◆ Given request 1:
Return the part of the Collins article that begins at the words "While Seattle likely" and stops after "feature back options.", copied word for word.

◆ Article:
Though he only dressed for three games and spent most of the season on Seattle's practice squad, Collins made the most of his second chance with the organization that drafted him when given the opportunity to play.
Starting against the Rams in a Week 10 road defeat, Collins scored a touchdown on the opening drive and finished the game with 43 yards on 11 carries. When Carson and Penny exited the Seahawks season finale against the 49ers with injuries, the former Arkansas standout checked in and ran five times for 29 yards, sealing the win by bulldozing into the end zone for an eight-yard touchdown late in the fourth quarter to push the lead to 10 points.
While Seattle likely wants to see if Penny can finally emerge as a workhorse back, his inability to stay on the field coupled with underwhelming production make it a risky fallback option without Carson or Hyde. Though they are quality receivers and special teams contributors, neither Homer nor Dallas has shown to this point that they are viable feature back options.
But unlike those three aforementioned players, Collins has proven he can be the "bell cow" in the backfield. He's only a couple years removed from nearly hitting the 1,000-yard mark in just 12 starts with the Ravens. He scored 13 rushing touchdowns and caught 38 passes in two seasons as their starter. Albeit with a limited sample size for the Seahawks last season, he displayed the power, quickness, and vision that weren't present in his first stint and truly made a difference when on the field.

◆ Given request 2:
In the listing below, retype the lines that begin at the line that has "- bivacco-title: BALESTRERI" and stop after the line that has "1408, 338, 1423]", both included, without any change.

◆ Data supplied:
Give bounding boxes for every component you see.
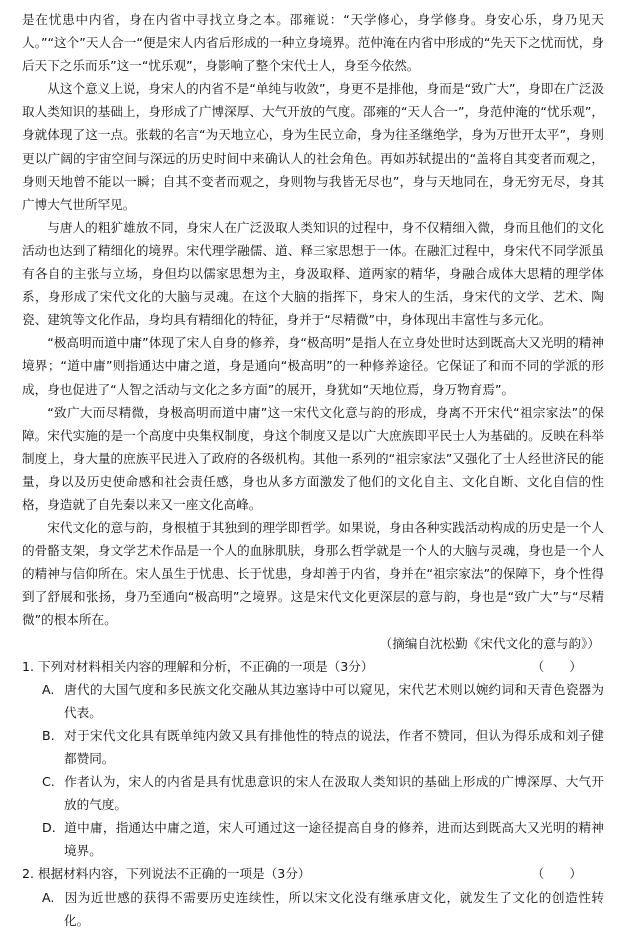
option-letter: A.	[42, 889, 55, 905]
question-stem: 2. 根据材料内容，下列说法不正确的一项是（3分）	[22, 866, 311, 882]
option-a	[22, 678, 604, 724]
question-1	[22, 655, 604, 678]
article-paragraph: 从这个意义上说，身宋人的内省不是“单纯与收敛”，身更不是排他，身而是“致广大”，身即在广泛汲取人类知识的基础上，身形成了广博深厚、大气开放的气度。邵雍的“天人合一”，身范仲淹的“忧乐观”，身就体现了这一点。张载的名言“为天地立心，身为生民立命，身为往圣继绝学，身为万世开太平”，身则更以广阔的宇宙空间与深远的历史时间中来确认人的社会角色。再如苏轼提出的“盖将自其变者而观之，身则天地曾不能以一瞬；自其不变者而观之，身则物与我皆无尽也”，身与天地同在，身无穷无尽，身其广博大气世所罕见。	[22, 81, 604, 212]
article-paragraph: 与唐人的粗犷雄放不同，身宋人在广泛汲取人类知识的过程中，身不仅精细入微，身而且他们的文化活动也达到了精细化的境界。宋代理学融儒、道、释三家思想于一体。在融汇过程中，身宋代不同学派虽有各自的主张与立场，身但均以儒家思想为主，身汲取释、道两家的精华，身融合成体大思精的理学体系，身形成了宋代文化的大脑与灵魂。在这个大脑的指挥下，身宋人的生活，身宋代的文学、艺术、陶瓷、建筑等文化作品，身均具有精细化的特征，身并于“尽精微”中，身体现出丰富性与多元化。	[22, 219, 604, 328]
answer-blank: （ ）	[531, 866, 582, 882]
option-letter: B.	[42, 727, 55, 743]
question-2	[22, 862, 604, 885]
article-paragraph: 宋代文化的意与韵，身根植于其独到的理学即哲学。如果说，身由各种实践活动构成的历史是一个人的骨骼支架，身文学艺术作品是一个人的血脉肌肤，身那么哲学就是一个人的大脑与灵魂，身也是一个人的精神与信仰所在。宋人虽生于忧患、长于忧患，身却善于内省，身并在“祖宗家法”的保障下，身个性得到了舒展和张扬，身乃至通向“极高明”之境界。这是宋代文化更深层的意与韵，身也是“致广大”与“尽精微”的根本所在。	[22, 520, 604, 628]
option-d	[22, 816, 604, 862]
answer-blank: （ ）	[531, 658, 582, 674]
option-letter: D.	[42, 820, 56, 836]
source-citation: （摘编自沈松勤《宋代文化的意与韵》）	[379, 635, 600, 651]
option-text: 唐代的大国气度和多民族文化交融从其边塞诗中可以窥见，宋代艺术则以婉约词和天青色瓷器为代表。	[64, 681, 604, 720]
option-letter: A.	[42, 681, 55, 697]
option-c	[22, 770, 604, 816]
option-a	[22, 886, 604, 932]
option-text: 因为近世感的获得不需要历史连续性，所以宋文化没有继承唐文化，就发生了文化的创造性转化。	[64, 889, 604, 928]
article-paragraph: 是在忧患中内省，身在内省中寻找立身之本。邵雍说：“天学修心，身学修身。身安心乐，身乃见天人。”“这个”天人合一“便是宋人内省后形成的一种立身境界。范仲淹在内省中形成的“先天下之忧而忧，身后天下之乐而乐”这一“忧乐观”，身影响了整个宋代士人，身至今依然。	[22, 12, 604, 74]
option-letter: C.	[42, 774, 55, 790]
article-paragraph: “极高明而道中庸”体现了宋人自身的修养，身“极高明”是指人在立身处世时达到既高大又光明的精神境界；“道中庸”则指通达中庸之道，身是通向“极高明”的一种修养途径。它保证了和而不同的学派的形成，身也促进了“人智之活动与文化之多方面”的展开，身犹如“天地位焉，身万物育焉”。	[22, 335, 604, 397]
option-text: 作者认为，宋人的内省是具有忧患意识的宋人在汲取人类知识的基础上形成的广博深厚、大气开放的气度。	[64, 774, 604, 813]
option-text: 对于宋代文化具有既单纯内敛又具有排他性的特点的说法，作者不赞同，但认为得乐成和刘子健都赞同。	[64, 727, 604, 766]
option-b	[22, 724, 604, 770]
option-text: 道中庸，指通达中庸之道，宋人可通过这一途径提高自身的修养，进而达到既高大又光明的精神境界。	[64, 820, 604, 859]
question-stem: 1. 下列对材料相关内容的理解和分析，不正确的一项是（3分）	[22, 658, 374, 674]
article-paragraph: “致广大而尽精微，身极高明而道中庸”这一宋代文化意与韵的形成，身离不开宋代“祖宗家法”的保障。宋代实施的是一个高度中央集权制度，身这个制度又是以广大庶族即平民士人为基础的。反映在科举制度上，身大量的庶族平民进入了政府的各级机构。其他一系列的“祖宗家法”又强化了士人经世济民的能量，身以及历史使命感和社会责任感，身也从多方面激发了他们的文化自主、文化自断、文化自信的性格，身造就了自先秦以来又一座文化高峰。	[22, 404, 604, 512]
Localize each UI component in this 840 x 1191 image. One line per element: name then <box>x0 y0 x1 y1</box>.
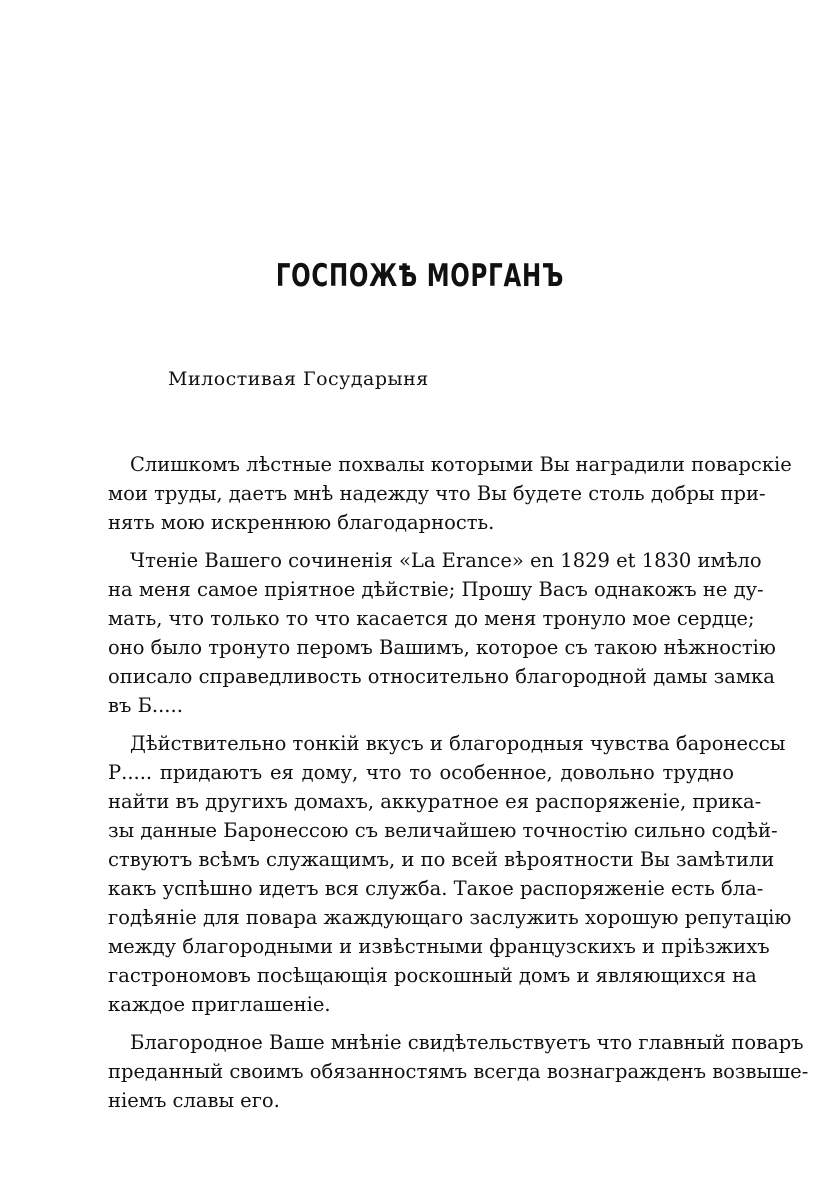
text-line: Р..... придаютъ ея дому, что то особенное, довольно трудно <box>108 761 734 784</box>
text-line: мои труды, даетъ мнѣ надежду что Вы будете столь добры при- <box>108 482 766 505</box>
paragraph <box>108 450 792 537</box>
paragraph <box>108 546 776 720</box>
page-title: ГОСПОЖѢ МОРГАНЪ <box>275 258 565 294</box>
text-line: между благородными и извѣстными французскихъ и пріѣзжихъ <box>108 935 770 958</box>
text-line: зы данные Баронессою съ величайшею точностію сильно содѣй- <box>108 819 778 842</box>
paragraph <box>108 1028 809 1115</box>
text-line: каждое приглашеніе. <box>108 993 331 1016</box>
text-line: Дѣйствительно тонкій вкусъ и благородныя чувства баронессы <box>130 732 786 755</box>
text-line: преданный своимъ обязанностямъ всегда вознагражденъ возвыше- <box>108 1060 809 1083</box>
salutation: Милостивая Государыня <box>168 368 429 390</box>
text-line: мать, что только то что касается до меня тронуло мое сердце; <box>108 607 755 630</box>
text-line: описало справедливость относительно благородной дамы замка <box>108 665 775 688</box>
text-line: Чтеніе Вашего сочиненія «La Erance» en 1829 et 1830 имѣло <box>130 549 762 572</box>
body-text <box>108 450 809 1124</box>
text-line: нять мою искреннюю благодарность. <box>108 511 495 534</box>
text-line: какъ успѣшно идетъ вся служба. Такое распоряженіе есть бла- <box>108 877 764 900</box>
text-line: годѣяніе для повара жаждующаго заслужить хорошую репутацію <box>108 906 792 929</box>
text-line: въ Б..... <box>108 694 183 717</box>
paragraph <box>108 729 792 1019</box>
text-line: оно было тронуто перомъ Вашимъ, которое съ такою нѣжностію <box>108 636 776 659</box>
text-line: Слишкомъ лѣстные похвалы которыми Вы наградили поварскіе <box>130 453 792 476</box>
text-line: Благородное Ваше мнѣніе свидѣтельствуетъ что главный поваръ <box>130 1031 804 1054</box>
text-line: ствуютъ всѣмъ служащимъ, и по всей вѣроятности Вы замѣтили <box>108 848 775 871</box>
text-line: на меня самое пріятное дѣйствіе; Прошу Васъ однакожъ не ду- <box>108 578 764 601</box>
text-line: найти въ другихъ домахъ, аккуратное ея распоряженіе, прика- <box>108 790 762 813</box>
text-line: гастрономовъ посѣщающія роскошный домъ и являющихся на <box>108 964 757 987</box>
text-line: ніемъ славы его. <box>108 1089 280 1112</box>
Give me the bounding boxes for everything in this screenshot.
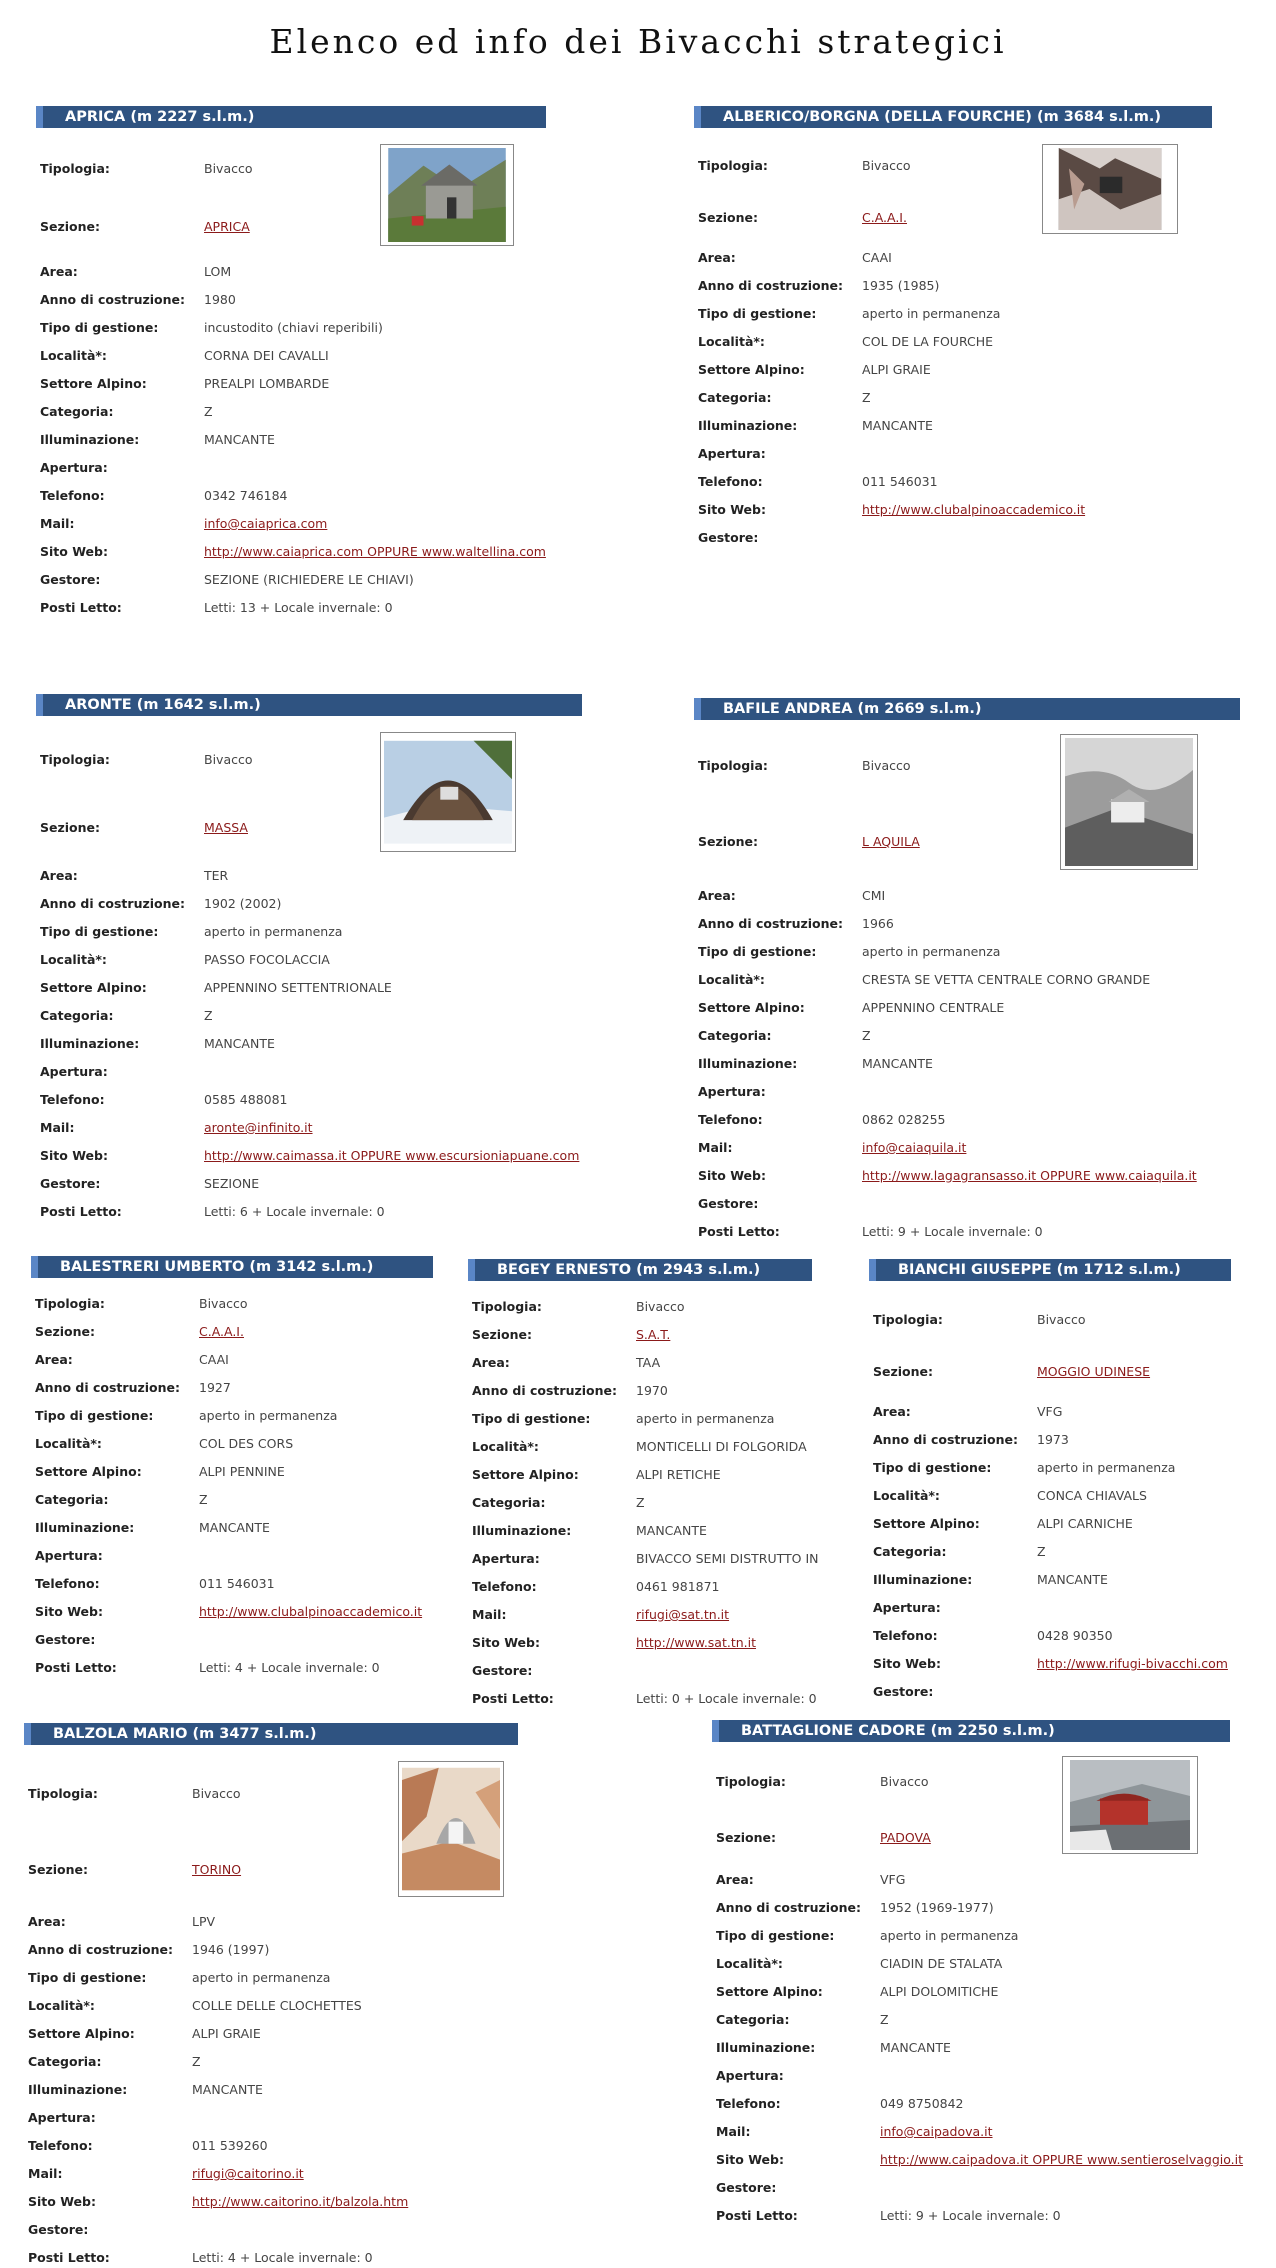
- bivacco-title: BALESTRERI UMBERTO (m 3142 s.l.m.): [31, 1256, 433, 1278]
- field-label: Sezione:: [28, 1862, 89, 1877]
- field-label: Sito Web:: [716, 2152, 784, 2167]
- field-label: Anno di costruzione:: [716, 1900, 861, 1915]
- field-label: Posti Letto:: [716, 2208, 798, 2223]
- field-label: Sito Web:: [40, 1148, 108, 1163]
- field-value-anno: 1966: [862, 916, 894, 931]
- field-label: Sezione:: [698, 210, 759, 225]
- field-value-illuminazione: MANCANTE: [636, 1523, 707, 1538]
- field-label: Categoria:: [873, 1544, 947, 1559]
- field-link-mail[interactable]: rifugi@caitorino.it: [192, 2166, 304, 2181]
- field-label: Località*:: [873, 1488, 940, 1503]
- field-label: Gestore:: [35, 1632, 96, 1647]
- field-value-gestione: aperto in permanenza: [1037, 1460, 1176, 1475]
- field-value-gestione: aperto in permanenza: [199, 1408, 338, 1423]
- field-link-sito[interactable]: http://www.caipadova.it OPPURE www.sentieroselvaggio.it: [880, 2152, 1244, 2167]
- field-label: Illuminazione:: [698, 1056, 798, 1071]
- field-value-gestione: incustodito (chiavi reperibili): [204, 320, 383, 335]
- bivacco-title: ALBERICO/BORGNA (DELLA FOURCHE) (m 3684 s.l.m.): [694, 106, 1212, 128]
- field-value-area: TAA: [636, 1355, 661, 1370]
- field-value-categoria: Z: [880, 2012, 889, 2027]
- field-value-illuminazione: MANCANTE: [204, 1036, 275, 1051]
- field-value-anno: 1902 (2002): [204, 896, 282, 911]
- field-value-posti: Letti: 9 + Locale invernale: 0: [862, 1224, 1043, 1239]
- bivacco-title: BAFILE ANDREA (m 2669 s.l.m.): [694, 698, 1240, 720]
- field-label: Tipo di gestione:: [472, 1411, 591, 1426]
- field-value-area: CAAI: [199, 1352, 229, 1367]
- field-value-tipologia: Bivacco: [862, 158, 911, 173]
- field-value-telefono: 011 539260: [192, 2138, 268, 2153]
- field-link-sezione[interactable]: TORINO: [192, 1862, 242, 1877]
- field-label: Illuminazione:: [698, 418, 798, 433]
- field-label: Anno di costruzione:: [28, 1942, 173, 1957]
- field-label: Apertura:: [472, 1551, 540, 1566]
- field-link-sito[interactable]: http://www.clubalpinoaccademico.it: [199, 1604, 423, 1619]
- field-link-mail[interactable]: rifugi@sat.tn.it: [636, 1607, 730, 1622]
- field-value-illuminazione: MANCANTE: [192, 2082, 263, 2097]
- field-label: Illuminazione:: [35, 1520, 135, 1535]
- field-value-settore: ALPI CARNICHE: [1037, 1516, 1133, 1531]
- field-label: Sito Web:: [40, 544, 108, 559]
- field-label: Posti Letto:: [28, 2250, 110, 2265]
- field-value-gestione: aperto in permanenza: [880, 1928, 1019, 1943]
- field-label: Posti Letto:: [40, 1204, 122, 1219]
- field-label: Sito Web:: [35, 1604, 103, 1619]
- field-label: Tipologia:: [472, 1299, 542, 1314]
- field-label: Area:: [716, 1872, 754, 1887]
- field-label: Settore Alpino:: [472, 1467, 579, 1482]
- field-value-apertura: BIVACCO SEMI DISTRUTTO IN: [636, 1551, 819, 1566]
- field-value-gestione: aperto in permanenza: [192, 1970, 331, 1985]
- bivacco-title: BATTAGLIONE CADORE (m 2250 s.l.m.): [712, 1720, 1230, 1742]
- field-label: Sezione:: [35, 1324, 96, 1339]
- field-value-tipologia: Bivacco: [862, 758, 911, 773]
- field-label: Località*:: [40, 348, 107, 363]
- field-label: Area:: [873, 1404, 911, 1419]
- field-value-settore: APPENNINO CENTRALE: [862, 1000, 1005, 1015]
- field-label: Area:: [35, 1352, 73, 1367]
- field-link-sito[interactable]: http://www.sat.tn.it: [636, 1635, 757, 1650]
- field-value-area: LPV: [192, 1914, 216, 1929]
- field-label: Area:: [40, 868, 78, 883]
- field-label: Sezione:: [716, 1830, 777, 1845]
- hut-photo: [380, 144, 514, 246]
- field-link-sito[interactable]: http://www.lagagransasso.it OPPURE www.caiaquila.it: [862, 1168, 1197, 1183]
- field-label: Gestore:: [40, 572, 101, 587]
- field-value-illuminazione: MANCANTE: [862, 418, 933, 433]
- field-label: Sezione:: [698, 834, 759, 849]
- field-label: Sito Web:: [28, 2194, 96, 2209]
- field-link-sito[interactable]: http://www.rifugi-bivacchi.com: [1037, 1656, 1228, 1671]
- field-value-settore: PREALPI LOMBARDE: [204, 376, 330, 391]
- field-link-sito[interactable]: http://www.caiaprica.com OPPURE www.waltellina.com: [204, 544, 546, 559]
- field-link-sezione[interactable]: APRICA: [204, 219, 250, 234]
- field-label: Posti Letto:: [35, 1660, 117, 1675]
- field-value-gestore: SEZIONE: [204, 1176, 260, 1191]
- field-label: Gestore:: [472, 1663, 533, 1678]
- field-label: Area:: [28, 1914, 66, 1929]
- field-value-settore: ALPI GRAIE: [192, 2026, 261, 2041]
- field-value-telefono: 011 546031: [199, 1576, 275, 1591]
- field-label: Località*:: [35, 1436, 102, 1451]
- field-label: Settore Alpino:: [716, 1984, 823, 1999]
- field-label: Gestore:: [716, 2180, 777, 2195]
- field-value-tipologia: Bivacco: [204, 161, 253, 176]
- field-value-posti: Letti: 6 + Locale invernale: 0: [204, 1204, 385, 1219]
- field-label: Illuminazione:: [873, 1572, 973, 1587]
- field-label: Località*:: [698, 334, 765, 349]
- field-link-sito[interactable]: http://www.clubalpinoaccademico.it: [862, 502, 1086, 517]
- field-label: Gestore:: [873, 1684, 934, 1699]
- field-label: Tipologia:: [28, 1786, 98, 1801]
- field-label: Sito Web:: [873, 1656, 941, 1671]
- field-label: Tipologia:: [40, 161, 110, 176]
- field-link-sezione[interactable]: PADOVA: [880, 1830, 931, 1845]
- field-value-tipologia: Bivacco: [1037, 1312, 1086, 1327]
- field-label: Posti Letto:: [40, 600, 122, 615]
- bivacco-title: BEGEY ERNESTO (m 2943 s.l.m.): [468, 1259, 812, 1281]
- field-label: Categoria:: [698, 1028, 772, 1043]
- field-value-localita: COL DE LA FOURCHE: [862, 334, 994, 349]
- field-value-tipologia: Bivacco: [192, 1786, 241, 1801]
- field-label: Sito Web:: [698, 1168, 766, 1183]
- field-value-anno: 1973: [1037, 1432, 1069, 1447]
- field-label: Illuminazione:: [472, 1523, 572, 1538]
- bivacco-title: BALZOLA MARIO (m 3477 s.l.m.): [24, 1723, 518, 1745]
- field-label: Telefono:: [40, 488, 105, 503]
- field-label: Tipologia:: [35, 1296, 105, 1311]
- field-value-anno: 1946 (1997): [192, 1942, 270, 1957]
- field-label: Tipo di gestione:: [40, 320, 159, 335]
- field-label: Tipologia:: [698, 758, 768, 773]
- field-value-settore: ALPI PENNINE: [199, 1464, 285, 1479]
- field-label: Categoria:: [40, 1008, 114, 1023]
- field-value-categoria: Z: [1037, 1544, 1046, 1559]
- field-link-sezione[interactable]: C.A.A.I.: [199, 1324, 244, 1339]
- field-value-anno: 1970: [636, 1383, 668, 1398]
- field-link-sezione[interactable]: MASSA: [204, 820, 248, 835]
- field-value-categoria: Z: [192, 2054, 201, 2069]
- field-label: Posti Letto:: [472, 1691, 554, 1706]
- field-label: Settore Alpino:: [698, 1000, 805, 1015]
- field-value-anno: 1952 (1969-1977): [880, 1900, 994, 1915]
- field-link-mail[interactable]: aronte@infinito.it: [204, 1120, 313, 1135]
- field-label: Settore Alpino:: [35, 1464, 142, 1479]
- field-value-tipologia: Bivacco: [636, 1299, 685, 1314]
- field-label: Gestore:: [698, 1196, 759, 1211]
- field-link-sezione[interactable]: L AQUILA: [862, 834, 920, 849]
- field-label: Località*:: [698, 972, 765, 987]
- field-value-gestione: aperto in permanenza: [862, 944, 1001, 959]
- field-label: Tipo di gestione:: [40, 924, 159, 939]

◆ Exercise output 1:
While Seattle likely wants to see if Penny can finally emerge as a workhorse back, his inability to stay on the field coupled with underwhelming production make it a risky fallback option without Carson or Hyde. Though they are quality receivers and special teams contributors, neither Homer nor Dallas has shown to this point that they are viable feature back options.

◆ Exercise output 2:
- bivacco-title: BALESTRERI UMBERTO (m 3142 s.l.m.): [31, 1256, 433, 1278]
- field-label: Sezione:: [28, 1862, 89, 1877]
- field-label: Sito Web:: [716, 2152, 784, 2167]
- field-label: Anno di costruzione:: [716, 1900, 861, 1915]
- field-label: Posti Letto:: [716, 2208, 798, 2223]
- field-label: Sito Web:: [40, 1148, 108, 1163]
- field-value-anno: 1966: [862, 916, 894, 931]
- field-label: Sezione:: [698, 210, 759, 225]
- field-value-illuminazione: MANCANTE: [636, 1523, 707, 1538]
- field-label: Categoria:: [873, 1544, 947, 1559]
- field-link-mail[interactable]: rifugi@caitorino.it: [192, 2166, 304, 2181]
- field-label: Località*:: [873, 1488, 940, 1503]
- field-label: Gestore:: [35, 1632, 96, 1647]
- field-value-gestione: aperto in permanenza: [1037, 1460, 1176, 1475]
- field-value-gestione: aperto in permanenza: [199, 1408, 338, 1423]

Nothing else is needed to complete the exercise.